§ RECORD EXCERPTS:
____
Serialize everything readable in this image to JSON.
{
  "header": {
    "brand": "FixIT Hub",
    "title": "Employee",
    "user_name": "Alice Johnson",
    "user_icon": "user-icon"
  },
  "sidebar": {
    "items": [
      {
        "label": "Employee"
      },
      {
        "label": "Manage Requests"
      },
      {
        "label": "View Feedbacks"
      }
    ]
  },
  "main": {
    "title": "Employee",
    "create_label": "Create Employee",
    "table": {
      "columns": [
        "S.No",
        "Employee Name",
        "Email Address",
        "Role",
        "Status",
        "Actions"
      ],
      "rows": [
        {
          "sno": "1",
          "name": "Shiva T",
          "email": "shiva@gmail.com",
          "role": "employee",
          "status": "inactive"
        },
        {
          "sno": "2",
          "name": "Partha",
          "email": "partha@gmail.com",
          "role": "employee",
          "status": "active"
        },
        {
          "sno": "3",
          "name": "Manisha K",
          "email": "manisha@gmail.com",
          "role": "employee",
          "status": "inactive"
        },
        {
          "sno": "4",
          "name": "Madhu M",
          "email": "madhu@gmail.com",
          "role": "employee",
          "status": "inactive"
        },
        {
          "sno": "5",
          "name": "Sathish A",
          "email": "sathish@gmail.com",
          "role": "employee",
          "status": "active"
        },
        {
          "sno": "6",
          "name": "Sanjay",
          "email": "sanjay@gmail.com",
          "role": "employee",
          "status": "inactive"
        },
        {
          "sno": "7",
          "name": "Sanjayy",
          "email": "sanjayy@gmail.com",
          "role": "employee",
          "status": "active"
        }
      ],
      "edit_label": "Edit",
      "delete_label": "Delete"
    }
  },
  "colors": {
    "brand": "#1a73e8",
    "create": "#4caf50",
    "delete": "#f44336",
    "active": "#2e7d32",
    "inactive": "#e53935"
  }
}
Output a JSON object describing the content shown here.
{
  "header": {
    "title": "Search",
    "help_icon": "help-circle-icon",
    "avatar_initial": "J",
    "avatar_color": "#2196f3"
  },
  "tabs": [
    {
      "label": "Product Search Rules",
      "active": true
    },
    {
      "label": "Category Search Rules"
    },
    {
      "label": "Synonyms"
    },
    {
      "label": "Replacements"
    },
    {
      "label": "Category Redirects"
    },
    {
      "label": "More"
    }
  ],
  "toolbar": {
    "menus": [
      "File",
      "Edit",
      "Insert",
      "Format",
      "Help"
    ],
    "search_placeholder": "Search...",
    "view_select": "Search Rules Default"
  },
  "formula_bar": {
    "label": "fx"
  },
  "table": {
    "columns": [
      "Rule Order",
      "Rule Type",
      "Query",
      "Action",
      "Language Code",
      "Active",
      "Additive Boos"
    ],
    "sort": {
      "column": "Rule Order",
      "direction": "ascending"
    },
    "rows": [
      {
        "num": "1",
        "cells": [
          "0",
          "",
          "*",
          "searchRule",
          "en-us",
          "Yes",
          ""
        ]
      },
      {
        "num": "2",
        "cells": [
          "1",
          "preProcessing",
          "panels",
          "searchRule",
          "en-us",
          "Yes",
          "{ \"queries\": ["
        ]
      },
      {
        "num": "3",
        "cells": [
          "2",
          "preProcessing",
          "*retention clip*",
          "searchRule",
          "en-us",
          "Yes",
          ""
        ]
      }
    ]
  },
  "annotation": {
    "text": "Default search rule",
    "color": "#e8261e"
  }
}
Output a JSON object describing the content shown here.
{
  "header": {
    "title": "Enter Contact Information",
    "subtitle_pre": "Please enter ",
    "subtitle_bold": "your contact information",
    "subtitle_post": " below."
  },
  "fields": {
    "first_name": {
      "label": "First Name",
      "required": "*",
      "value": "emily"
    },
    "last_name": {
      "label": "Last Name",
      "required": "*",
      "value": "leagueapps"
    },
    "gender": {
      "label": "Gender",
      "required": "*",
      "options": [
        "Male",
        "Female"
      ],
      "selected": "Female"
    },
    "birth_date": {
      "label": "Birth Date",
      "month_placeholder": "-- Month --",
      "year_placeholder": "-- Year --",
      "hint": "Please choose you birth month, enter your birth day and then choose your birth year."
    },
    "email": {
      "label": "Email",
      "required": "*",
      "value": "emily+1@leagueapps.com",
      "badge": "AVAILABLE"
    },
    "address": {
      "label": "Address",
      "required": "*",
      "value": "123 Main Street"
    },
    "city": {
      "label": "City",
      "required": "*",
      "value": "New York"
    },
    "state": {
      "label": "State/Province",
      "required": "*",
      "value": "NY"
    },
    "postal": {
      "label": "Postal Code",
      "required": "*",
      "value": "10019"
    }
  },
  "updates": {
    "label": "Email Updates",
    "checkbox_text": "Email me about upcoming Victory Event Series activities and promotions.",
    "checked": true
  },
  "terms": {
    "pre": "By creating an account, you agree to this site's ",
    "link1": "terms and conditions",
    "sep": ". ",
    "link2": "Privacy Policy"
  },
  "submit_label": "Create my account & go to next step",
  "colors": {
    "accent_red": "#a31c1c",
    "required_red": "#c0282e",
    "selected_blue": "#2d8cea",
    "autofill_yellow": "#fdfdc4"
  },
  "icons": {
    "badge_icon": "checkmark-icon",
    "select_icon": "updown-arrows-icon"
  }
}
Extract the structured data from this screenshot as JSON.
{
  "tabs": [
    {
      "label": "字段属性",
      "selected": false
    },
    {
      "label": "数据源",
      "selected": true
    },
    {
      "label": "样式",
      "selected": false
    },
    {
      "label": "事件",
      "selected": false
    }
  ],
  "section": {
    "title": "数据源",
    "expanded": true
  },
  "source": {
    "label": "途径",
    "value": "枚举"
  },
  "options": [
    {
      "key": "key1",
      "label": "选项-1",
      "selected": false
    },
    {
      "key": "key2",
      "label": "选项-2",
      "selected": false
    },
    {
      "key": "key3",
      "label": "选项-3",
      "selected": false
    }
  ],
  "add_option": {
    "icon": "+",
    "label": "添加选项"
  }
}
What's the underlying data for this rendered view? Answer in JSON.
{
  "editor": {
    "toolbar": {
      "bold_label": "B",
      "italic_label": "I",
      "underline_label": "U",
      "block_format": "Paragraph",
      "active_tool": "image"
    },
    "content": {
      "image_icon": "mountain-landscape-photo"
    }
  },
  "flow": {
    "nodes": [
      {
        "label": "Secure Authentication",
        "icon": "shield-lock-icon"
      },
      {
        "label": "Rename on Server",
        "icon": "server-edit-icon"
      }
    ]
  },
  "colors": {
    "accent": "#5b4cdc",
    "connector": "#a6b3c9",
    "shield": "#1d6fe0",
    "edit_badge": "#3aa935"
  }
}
____
Through the last line of the entries above, beginning at the line containing "Extract the structured", transcribe each line exactly, both ends included and nothing more.

Extract the structured data from this screenshot as JSON.
{
  "tabs": [
    {
      "label": "字段属性",
      "selected": false
    },
    {
      "label": "数据源",
      "selected": true
    },
    {
      "label": "样式",
      "selected": false
    },
    {
      "label": "事件",
      "selected": false
    }
  ],
  "section": {
    "title": "数据源",
    "expanded": true
  },
  "source": {
    "label": "途径",
    "value": "枚举"
  },
  "options": [
    {
      "key": "key1",
      "label": "选项-1",
      "selected": false
    },
    {
      "key": "key2",
      "label": "选项-2",
      "selected": false
    },
    {
      "key": "key3",
      "label": "选项-3",
      "selected": false
    }
  ],
  "add_option": {
    "icon": "+",
    "label": "添加选项"
  }
}
What's the underlying data for this rendered view? Answer in JSON.
{
  "editor": {
    "toolbar": {
      "bold_label": "B",
      "italic_label": "I",
      "underline_label": "U",
      "block_format": "Paragraph",
      "active_tool": "image"
    },
    "content": {
      "image_icon": "mountain-landscape-photo"
    }
  },
  "flow": {
    "nodes": [
      {
        "label": "Secure Authentication",
        "icon": "shield-lock-icon"
      },
      {
        "label": "Rename on Server",
        "icon": "server-edit-icon"
      }
    ]
  },
  "colors": {
    "accent": "#5b4cdc",
    "connector": "#a6b3c9",
    "shield": "#1d6fe0",
    "edit_badge": "#3aa935"
  }
}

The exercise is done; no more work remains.